# What to produce
Copy, in full, each line of the material that holds the word "cancer".

Records provided Start Marker

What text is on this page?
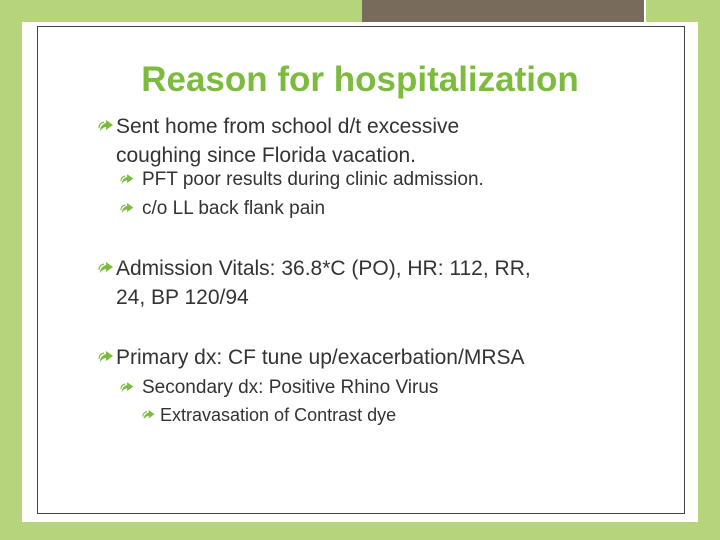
Reason for hospitalization
Sent home from school d/t excessive
coughing since Florida vacation.
PFT poor results during clinic admission.
c/o LL back flank pain
Admission Vitals: 36.8*C (PO), HR: 112, RR,
24, BP 120/94
Primary dx: CF tune up/exacerbation/MRSA
Secondary dx: Positive Rhino Virus
Extravasation of Contrast dye
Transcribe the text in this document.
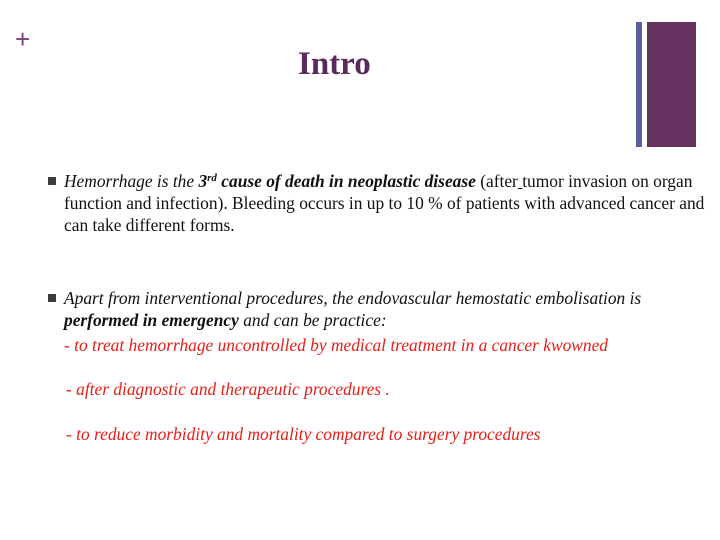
+
Intro
Hemorrhage is the 3rd cause of death in neoplastic disease (after tumor invasion on organ function and infection). Bleeding occurs in up to 10 % of patients with advanced cancer and can take different forms.
Apart from interventional procedures, the endovascular hemostatic embolisation is performed in emergency and can be practice:
- to treat hemorrhage uncontrolled by medical treatment in a cancer kwowned
- after diagnostic and therapeutic procedures .
- to reduce morbidity and mortality compared to surgery procedures
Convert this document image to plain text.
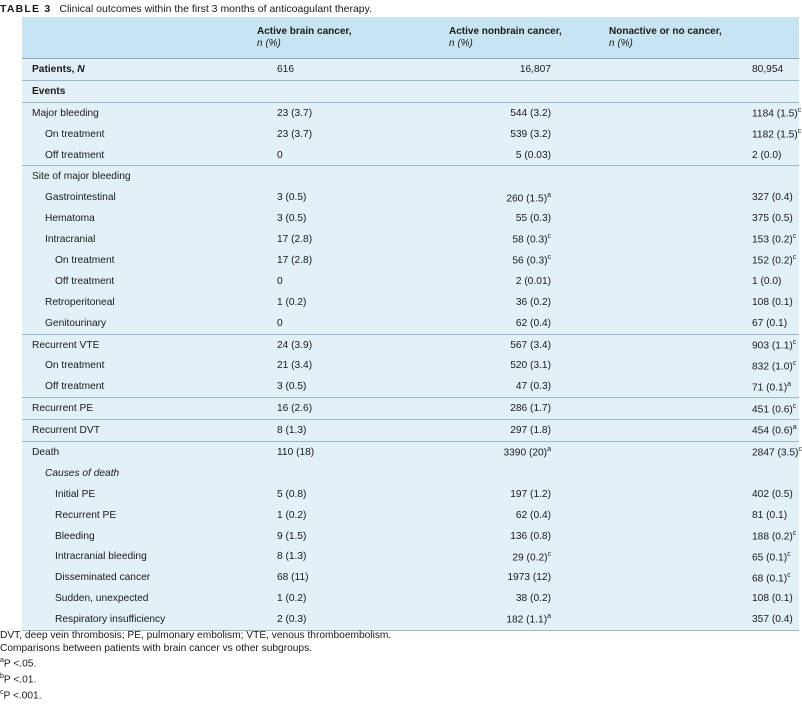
TABLE 3 Clinical outcomes within the first 3 months of anticoagulant therapy.
	Active brain cancer,
n (%)	Active nonbrain cancer,
n (%)	Nonactive or no cancer,
n (%)
Patients, N	616	16,807	80,954
Events			
Major bleeding	23 (3.7)	544 (3.2)	1184 $(1.5)^c$
On treatment	23 (3.7)	539 (3.2)	1182 $(1.5)^c$
Off treatment	0	5 (0.03)	2 (0.0)
Site of major bleeding			
Gastrointestinal	3 (0.5)	260 $(1.5)^a$	327 (0.4)
Hematoma	3 (0.5)	55 (0.3)	375 (0.5)
Intracranial	17 (2.8)	58 $(0.3)^c$	153 $(0.2)^c$
On treatment	17 (2.8)	56 $(0.3)^c$	152 $(0.2)^c$
Off treatment	0	2 (0.01)	1 (0.0)
Retroperitoneal	1 (0.2)	36 (0.2)	108 (0.1)
Genitourinary	0	62 (0.4)	67 (0.1)
Recurrent VTE	24 (3.9)	567 (3.4)	903 $(1.1)^c$
On treatment	21 (3.4)	520 (3.1)	832 $(1.0)^c$
Off treatment	3 (0.5)	47 (0.3)	71 $(0.1)^a$
Recurrent PE	16 (2.6)	286 (1.7)	451 $(0.6)^c$
Recurrent DVT	8 (1.3)	297 (1.8)	454 $(0.6)^a$
Death	110 (18)	3390 $(20)^a$	2847 $(3.5)^c$
Causes of death			
Initial PE	5 (0.8)	197 (1.2)	402 (0.5)
Recurrent PE	1 (0.2)	62 (0.4)	81 (0.1)
Bleeding	9 (1.5)	136 (0.8)	188 $(0.2)^c$
Intracranial bleeding	8 (1.3)	29 $(0.2)^c$	65 $(0.1)^c$
Disseminated cancer	68 (11)	1973 (12)	68 $(0.1)^c$
Sudden, unexpected	1 (0.2)	38 (0.2)	108 (0.1)
Respiratory insufficiency	2 (0.3)	182 $(1.1)^a$	357 (0.4)
DVT, deep vein thrombosis; PE, pulmonary embolism; VTE, venous thromboembolism.
Comparisons between patients with brain cancer vs other subgroups.
$^a$P <.05.
$^b$P <.01.
$^c$P <.001.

Records provided End Marker

# Task answer
Hemorrhage is the 3rd cause of death in neoplastic disease (after tumor invasion on organ function and infection). Bleeding occurs in up to 10 % of patients with advanced cancer and can take different forms.
- to treat hemorrhage uncontrolled by medical treatment in a cancer kwowned
	Active brain cancer,
n (%)	Active nonbrain cancer,
n (%)	Nonactive or no cancer,
Disseminated cancer	68 (11)	1973 (12)	68 $(0.1)^c$
Comparisons between patients with brain cancer vs other subgroups.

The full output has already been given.